> **Task prompt**: Transcribe each line of the records below exactly, excluding any embedded images.

> **Given entries**:
┌──

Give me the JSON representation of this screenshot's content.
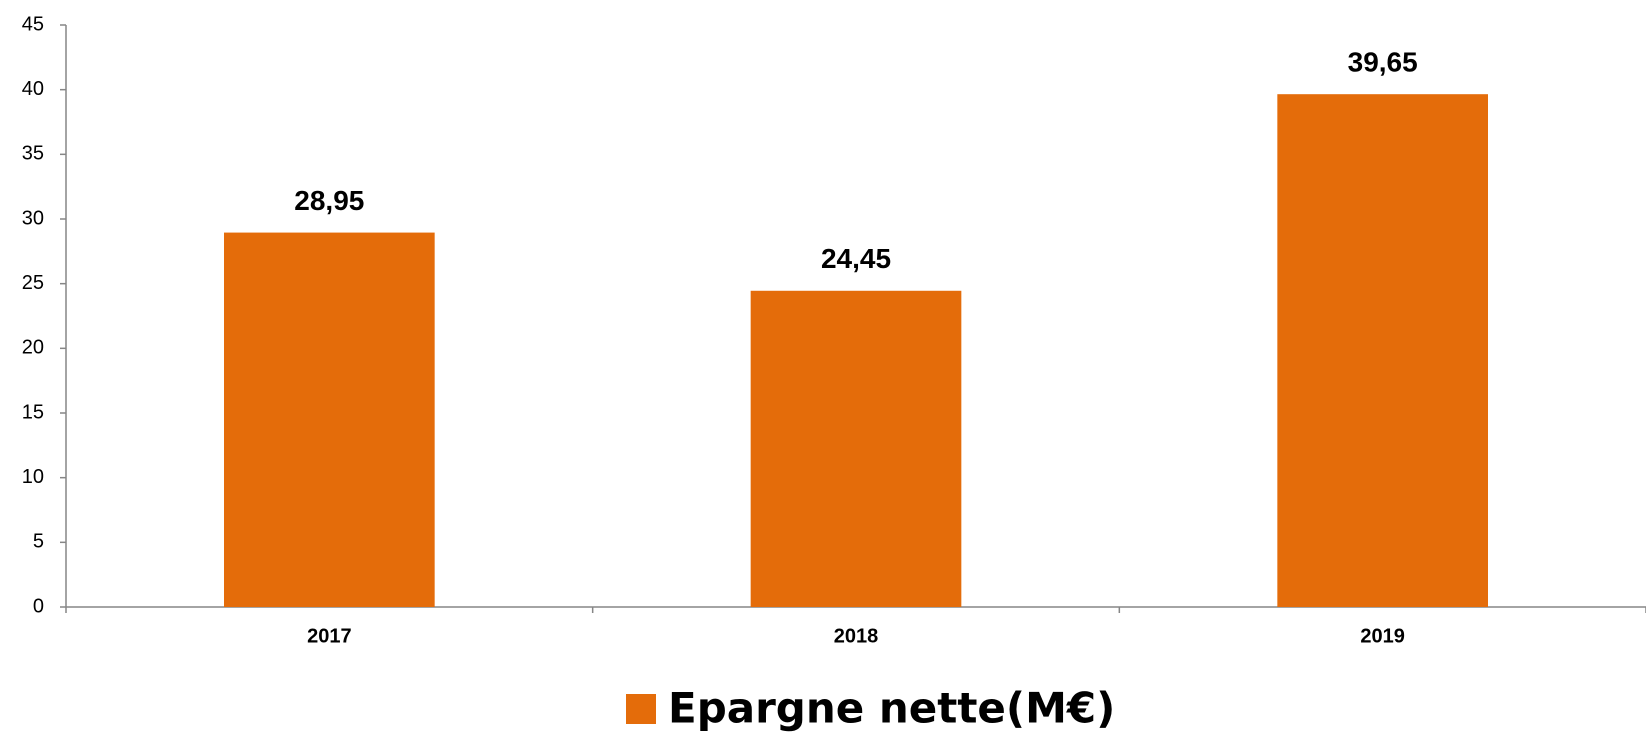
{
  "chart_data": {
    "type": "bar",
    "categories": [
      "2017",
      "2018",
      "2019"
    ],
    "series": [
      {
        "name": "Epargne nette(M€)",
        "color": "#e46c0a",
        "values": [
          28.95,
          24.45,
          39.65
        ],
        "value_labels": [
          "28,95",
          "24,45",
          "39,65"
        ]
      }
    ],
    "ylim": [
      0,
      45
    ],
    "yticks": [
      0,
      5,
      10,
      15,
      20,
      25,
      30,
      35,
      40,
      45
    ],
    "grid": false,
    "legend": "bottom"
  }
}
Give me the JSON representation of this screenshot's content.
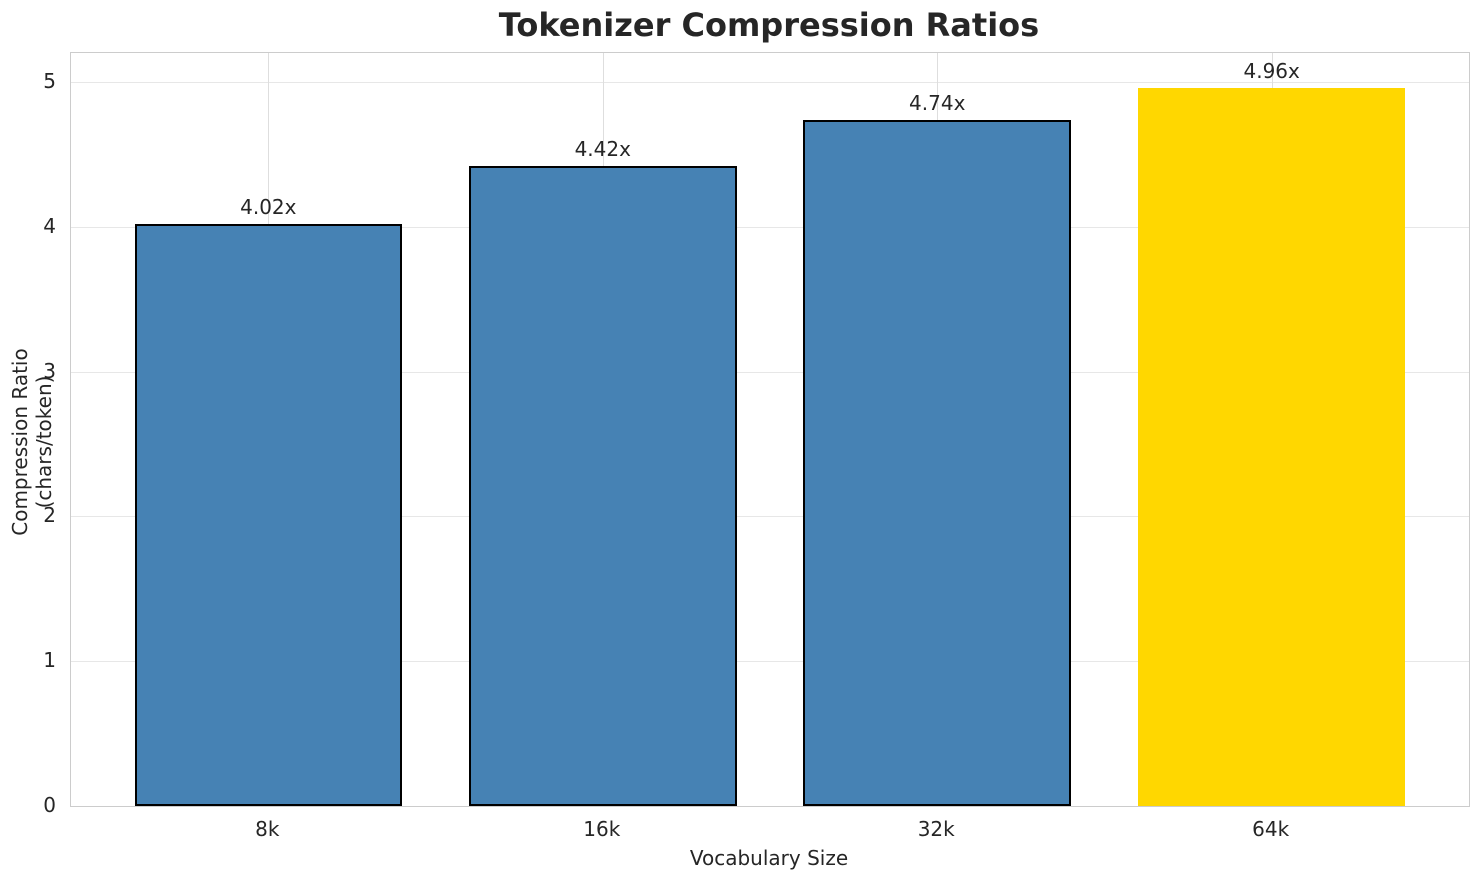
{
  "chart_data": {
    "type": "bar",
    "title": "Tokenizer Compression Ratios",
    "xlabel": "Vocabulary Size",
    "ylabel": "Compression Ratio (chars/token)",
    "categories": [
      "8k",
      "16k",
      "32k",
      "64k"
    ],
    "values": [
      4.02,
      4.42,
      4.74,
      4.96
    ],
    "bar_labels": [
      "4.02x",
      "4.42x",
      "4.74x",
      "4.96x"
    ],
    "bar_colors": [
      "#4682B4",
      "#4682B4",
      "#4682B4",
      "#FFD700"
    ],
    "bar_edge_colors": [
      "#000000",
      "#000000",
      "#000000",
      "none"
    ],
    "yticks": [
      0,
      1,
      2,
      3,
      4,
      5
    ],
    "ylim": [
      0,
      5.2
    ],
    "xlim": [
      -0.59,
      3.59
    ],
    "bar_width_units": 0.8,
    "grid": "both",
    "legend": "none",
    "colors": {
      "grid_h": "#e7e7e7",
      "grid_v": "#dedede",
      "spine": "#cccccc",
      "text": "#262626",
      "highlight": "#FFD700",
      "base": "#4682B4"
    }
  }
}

└──

> **Expected answer**:
Give me the JSON representation of this screenshot's content.
{
  "chart_data": {
    "type": "bar",
    "categories": [
      "2017",
      "2018",
      "2019"
    ],
    "series": [
      {
        "name": "Epargne nette(M€)",
        "color": "#e46c0a",
        "values": [
          28.95,
          24.45,
          39.65
        ],
        "value_labels": [
          "28,95",
          "24,45",
          "39,65"
        ]
      }
    ],
    "ylim": [
      0,
      45
    ],
    "yticks": [
      0,
      5,
      10,
      15,
      20,
      25,
      30,
      35,
      40,
      45
    ],
    "grid": false,
    "legend": "bottom"
  }
}
Give me the JSON representation of this screenshot's content.
{
  "chart_data": {
    "type": "bar",
    "title": "Tokenizer Compression Ratios",
    "xlabel": "Vocabulary Size",
    "ylabel": "Compression Ratio (chars/token)",
    "categories": [
      "8k",
      "16k",
      "32k",
      "64k"
    ],
    "values": [
      4.02,
      4.42,
      4.74,
      4.96
    ],
    "bar_labels": [
      "4.02x",
      "4.42x",
      "4.74x",
      "4.96x"
    ],
    "bar_colors": [
      "#4682B4",
      "#4682B4",
      "#4682B4",
      "#FFD700"
    ],
    "bar_edge_colors": [
      "#000000",
      "#000000",
      "#000000",
      "none"
    ],
    "yticks": [
      0,
      1,
      2,
      3,
      4,
      5
    ],
    "ylim": [
      0,
      5.2
    ],
    "xlim": [
      -0.59,
      3.59
    ],
    "bar_width_units": 0.8,
    "grid": "both",
    "legend": "none",
    "colors": {
      "grid_h": "#e7e7e7",
      "grid_v": "#dedede",
      "spine": "#cccccc",
      "text": "#262626",
      "highlight": "#FFD700",
      "base": "#4682B4"
    }
  }
}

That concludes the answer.